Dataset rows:
● ● ● ● ●

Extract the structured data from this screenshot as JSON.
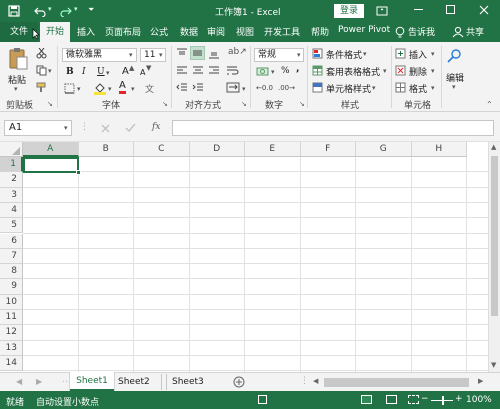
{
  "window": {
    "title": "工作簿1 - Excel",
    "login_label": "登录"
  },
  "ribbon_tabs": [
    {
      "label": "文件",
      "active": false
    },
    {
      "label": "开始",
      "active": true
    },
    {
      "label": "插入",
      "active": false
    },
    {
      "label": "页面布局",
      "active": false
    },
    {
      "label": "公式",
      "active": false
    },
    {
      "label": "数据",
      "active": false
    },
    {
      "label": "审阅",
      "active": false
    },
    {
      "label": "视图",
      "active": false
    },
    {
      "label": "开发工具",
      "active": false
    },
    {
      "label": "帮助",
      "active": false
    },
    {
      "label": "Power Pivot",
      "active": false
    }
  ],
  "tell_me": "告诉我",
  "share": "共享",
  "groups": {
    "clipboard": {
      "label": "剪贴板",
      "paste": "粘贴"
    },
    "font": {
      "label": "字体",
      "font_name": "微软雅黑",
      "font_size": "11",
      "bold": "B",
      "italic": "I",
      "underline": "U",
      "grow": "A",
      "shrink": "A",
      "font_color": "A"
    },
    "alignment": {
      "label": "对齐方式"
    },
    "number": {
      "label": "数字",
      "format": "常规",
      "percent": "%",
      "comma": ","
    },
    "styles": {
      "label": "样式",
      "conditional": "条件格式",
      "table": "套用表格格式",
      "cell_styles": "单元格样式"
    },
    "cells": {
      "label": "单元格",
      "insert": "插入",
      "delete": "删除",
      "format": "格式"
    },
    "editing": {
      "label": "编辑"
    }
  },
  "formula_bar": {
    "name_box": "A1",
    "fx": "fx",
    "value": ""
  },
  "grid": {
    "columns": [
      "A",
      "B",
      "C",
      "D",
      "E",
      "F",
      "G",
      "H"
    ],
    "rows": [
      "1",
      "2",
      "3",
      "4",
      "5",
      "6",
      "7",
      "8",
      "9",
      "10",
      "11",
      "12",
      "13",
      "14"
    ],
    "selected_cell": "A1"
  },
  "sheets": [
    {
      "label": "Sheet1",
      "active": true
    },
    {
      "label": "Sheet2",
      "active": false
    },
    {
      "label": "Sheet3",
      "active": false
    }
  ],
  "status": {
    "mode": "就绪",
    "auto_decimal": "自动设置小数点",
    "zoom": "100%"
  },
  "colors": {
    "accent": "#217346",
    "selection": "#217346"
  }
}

● ● ● ● ●

_Your objective:_ Print the full listing exactly, dropping the pictures.

_Exercise answer:_
Extract the structured data from this screenshot as JSON.
{
  "window": {
    "title": "工作簿1 - Excel",
    "login_label": "登录"
  },
  "ribbon_tabs": [
    {
      "label": "文件",
      "active": false
    },
    {
      "label": "开始",
      "active": true
    },
    {
      "label": "插入",
      "active": false
    },
    {
      "label": "页面布局",
      "active": false
    },
    {
      "label": "公式",
      "active": false
    },
    {
      "label": "数据",
      "active": false
    },
    {
      "label": "审阅",
      "active": false
    },
    {
      "label": "视图",
      "active": false
    },
    {
      "label": "开发工具",
      "active": false
    },
    {
      "label": "帮助",
      "active": false
    },
    {
      "label": "Power Pivot",
      "active": false
    }
  ],
  "tell_me": "告诉我",
  "share": "共享",
  "groups": {
    "clipboard": {
      "label": "剪贴板",
      "paste": "粘贴"
    },
    "font": {
      "label": "字体",
      "font_name": "微软雅黑",
      "font_size": "11",
      "bold": "B",
      "italic": "I",
      "underline": "U",
      "grow": "A",
      "shrink": "A",
      "font_color": "A"
    },
    "alignment": {
      "label": "对齐方式"
    },
    "number": {
      "label": "数字",
      "format": "常规",
      "percent": "%",
      "comma": ","
    },
    "styles": {
      "label": "样式",
      "conditional": "条件格式",
      "table": "套用表格格式",
      "cell_styles": "单元格样式"
    },
    "cells": {
      "label": "单元格",
      "insert": "插入",
      "delete": "删除",
      "format": "格式"
    },
    "editing": {
      "label": "编辑"
    }
  },
  "formula_bar": {
    "name_box": "A1",
    "fx": "fx",
    "value": ""
  },
  "grid": {
    "columns": [
      "A",
      "B",
      "C",
      "D",
      "E",
      "F",
      "G",
      "H"
    ],
    "rows": [
      "1",
      "2",
      "3",
      "4",
      "5",
      "6",
      "7",
      "8",
      "9",
      "10",
      "11",
      "12",
      "13",
      "14"
    ],
    "selected_cell": "A1"
  },
  "sheets": [
    {
      "label": "Sheet1",
      "active": true
    },
    {
      "label": "Sheet2",
      "active": false
    },
    {
      "label": "Sheet3",
      "active": false
    }
  ],
  "status": {
    "mode": "就绪",
    "auto_decimal": "自动设置小数点",
    "zoom": "100%"
  },
  "colors": {
    "accent": "#217346",
    "selection": "#217346"
  }
}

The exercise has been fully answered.